Today at Mass Father said “If you think 40 days of Lent is hard, trying being joyful for every one of the 50 days of Easter”. HA! He must have known that I was at Mass today.
Usually Lent is hard for me. Mostly because I fail at all my fasts and do nothing to get closer to Jesus and I end up eating meat on every Friday after the second one. (Ok, until last year it was after the first one.) But this Lent was a good one. I missed some Masses because I was sick, but I didn’t eat meat on any Friday and I ended it with a bang: therapy, confession and Mass on Holy Thursday. Plus, thanks to a friend who found me a Breviary, I started praying the Divine Office. All in all, compared to most years, it felt like a successful Lent. Confession on Holy Thursday was really good; I realized that I have lived the last 4 years telling God how to do things. I‘ve been giving Him orders and telling Him which way would be the best way to get me to heaven. I confessed it and got some great advice from my pastor and left feeling like I had conquered a small part of my pride. Then, on the way home I realized that something seemed sketchy. Therapy, confession AND Mass?! That kind stuff usually means that shit is about to hit the fan.

_Problems and tasks:_
A: Answer these questions from the Lent post:
(i) How many days of Easter did Father mention at Mass?
(ii) What did a friend find for the writer?
(iii) For how many years had the writer been telling God how to do things?
B: Rewrite the paragraph of the Lent post beginning "Usually Lent is hard for me" as a shorter paragraph that keeps its main facts.
The dataset records have no connection to the Lent post.

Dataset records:
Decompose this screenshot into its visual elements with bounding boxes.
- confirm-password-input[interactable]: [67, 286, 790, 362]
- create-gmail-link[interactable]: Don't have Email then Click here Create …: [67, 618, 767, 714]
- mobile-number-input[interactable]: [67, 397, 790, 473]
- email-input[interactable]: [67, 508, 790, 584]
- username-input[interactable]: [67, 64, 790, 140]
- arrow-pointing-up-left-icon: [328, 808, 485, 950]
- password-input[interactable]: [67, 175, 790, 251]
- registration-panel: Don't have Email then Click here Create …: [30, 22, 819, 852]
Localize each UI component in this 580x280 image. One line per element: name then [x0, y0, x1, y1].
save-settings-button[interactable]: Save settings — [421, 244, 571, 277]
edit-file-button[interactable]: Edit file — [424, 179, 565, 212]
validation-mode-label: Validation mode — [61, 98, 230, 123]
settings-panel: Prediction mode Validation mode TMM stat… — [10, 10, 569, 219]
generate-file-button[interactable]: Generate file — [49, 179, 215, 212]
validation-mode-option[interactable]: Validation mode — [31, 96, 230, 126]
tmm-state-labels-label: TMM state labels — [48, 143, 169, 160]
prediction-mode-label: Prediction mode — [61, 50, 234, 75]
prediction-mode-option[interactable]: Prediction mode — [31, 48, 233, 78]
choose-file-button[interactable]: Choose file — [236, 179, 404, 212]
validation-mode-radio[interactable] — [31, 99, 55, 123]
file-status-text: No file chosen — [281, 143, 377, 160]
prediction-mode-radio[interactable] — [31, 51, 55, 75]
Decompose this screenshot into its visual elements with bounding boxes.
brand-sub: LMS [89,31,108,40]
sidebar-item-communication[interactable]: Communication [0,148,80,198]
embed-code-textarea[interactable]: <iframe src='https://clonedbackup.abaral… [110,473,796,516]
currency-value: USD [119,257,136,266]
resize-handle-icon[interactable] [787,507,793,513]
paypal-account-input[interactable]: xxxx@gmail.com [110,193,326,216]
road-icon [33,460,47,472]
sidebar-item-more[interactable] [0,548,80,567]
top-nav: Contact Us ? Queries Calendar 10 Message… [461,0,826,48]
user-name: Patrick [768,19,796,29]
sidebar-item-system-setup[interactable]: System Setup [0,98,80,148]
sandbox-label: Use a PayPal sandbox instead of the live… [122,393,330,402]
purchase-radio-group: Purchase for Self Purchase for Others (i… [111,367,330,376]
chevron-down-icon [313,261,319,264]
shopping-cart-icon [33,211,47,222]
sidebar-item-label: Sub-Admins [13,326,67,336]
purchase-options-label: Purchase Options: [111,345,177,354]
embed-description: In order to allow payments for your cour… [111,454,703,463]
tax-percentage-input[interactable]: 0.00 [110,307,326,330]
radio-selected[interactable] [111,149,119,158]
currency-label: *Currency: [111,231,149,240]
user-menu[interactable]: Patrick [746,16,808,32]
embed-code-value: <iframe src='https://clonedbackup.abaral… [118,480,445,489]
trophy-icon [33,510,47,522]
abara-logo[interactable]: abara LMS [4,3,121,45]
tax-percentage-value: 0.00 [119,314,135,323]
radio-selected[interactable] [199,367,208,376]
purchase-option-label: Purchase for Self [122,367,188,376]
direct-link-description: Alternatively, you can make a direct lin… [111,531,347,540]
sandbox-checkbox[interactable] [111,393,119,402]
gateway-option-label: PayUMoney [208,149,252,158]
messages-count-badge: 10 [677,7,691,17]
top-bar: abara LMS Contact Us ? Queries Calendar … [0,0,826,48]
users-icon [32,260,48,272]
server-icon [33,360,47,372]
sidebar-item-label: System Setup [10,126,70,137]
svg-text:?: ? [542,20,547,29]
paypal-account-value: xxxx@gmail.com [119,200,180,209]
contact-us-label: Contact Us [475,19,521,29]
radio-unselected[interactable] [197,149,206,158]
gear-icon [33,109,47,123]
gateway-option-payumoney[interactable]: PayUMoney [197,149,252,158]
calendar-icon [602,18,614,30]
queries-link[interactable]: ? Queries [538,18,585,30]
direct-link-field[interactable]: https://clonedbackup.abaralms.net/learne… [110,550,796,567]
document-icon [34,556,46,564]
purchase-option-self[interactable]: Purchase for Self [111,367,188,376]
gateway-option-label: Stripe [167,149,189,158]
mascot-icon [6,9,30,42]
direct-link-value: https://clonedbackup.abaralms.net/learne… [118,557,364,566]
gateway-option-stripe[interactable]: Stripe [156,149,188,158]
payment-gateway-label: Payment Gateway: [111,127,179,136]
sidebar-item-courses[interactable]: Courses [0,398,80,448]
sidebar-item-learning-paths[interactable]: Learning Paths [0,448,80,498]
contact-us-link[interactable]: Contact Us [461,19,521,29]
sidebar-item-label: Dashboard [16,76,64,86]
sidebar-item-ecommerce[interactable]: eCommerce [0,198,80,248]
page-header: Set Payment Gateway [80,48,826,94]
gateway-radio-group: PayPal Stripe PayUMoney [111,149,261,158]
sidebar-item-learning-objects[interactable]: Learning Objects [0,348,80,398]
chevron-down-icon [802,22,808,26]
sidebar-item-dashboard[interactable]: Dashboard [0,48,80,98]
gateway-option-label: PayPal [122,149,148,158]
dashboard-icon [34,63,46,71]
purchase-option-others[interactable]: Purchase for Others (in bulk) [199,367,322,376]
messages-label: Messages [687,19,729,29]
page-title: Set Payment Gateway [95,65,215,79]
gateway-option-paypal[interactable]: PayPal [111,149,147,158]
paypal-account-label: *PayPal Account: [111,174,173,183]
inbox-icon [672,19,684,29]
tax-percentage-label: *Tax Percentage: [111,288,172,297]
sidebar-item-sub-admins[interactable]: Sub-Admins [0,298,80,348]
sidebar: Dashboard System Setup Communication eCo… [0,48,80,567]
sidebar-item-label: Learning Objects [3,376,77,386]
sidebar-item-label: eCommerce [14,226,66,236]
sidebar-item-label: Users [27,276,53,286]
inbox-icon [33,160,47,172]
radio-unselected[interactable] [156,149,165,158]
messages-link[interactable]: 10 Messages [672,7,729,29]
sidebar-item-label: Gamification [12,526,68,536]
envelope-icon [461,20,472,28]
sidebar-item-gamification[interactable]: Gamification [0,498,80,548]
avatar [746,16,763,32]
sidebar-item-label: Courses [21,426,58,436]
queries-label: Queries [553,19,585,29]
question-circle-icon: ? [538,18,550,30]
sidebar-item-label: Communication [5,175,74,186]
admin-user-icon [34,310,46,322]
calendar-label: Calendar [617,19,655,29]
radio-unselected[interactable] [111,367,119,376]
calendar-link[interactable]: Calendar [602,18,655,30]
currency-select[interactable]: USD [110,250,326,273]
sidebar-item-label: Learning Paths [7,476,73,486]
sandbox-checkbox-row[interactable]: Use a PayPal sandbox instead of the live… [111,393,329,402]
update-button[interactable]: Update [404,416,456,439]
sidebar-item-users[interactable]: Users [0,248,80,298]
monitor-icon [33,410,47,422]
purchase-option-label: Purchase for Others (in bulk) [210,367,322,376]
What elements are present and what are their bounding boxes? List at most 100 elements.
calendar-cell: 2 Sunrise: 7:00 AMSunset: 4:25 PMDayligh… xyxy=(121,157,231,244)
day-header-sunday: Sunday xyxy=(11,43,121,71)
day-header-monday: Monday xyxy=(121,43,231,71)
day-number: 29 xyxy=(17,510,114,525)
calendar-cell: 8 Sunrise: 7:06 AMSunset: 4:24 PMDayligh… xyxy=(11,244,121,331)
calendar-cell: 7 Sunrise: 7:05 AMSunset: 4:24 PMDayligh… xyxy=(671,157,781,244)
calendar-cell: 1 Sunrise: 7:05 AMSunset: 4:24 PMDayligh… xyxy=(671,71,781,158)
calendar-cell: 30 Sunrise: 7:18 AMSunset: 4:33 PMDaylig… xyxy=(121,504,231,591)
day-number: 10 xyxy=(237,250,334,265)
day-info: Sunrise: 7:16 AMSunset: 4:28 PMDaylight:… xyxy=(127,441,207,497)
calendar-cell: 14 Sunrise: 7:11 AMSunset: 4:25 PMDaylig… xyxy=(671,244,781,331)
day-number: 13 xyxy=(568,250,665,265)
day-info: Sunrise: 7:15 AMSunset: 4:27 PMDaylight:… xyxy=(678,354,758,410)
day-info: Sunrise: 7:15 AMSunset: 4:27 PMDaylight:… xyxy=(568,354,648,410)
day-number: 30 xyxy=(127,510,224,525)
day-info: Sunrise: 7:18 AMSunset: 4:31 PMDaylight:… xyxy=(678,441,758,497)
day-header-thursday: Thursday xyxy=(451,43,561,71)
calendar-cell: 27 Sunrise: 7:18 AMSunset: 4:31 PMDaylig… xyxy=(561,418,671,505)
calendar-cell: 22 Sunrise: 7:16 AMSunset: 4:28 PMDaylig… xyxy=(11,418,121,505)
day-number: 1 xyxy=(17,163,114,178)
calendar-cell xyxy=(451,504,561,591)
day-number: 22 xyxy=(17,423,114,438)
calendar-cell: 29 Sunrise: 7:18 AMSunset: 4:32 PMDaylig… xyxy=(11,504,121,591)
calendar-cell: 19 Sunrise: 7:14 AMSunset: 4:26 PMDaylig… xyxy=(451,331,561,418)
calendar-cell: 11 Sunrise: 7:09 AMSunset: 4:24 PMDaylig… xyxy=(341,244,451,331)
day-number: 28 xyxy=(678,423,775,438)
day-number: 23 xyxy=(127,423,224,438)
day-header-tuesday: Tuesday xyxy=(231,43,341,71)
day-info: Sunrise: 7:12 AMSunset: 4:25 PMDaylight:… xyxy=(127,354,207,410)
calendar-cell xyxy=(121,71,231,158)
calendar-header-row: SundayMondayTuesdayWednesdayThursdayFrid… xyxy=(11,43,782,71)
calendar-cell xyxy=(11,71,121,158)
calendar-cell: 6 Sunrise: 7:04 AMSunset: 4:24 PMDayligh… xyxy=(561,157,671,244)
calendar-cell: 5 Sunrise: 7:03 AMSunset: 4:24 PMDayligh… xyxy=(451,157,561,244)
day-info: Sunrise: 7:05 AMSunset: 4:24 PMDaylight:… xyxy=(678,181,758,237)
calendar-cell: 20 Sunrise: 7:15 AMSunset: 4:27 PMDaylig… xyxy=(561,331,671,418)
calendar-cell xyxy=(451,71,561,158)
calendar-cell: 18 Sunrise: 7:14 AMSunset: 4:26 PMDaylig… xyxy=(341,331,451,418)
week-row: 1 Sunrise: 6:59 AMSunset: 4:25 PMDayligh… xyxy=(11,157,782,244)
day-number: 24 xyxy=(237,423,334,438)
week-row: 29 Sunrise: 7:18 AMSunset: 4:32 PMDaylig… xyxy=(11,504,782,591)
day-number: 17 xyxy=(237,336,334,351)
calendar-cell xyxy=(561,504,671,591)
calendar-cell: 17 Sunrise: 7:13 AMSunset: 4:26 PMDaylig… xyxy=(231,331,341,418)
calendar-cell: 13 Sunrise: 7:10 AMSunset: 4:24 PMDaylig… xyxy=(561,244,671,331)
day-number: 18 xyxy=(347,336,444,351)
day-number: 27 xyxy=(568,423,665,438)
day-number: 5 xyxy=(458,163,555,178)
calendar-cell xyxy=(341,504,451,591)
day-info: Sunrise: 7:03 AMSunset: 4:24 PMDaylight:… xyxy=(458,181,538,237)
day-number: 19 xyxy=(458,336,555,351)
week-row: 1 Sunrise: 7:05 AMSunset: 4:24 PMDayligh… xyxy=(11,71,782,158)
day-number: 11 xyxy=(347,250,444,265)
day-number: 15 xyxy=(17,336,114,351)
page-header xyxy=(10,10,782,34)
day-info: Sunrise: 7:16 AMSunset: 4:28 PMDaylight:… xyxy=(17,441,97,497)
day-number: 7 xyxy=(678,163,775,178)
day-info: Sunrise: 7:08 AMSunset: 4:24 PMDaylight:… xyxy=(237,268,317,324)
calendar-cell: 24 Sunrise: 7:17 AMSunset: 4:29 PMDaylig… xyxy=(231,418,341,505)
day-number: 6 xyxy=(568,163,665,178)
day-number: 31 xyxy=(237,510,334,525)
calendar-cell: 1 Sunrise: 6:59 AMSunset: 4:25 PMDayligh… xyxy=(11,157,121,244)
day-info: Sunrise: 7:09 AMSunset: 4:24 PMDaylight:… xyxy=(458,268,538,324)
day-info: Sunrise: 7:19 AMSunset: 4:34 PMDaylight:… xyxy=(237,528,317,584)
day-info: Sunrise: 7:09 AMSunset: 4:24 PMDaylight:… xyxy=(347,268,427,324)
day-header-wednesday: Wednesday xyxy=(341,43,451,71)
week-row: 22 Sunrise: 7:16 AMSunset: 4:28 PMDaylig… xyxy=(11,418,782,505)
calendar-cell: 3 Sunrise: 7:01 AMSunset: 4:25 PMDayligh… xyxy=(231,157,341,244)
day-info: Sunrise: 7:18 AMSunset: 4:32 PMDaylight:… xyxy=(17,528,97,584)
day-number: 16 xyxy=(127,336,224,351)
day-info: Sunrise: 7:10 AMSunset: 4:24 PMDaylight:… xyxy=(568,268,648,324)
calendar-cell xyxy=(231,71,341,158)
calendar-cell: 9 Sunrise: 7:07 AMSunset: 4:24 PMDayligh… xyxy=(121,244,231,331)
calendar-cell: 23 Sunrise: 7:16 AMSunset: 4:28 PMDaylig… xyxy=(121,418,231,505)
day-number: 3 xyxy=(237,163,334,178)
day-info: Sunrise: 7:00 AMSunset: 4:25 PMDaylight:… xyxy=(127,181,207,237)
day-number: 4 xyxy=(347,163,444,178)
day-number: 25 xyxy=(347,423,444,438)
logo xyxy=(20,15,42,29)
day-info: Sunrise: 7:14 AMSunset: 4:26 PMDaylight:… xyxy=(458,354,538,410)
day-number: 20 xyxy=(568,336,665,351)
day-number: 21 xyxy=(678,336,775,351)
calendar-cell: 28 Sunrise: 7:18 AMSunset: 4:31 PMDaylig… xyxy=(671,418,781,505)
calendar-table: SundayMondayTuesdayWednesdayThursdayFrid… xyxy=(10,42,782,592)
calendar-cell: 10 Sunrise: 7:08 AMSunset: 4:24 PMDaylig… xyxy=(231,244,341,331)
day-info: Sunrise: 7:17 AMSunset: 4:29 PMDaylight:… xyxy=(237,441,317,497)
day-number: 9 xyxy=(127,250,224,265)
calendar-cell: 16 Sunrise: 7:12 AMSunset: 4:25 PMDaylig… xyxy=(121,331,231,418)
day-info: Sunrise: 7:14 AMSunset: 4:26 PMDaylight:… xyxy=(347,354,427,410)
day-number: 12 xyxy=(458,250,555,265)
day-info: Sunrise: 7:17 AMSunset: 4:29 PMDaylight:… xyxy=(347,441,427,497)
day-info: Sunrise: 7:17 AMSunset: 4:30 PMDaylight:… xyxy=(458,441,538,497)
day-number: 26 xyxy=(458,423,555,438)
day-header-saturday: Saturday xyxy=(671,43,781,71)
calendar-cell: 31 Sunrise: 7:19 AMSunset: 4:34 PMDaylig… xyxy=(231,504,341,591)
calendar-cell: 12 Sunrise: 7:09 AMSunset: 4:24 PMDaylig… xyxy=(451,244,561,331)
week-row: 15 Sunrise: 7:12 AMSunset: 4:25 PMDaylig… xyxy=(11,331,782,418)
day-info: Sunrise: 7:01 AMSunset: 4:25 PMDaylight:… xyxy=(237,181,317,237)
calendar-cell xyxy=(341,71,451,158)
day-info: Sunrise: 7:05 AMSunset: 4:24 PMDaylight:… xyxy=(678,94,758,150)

_Solutions to the tasks:_
A:
(i) 50 days
(ii) A Breviary
(iii) 4 years

B: Lent is usually hard for the writer, who typically fails at fasting and ends up eating meat on Fridays. This Lent went better. Some Masses were missed because of illness, but no meat was eaten on any Friday. A friend found a Breviary, so the writer began praying the Divine Office. Lent ended on Holy Thursday with therapy, confession and Mass. In confession, the writer realized that for 4 years they had been giving God orders about the best way to reach heaven. The pastor offered good advice, and the writer left feeling that part of their pride had been conquered. On the way home, though, having all three in one day seemed like a sign that trouble was coming.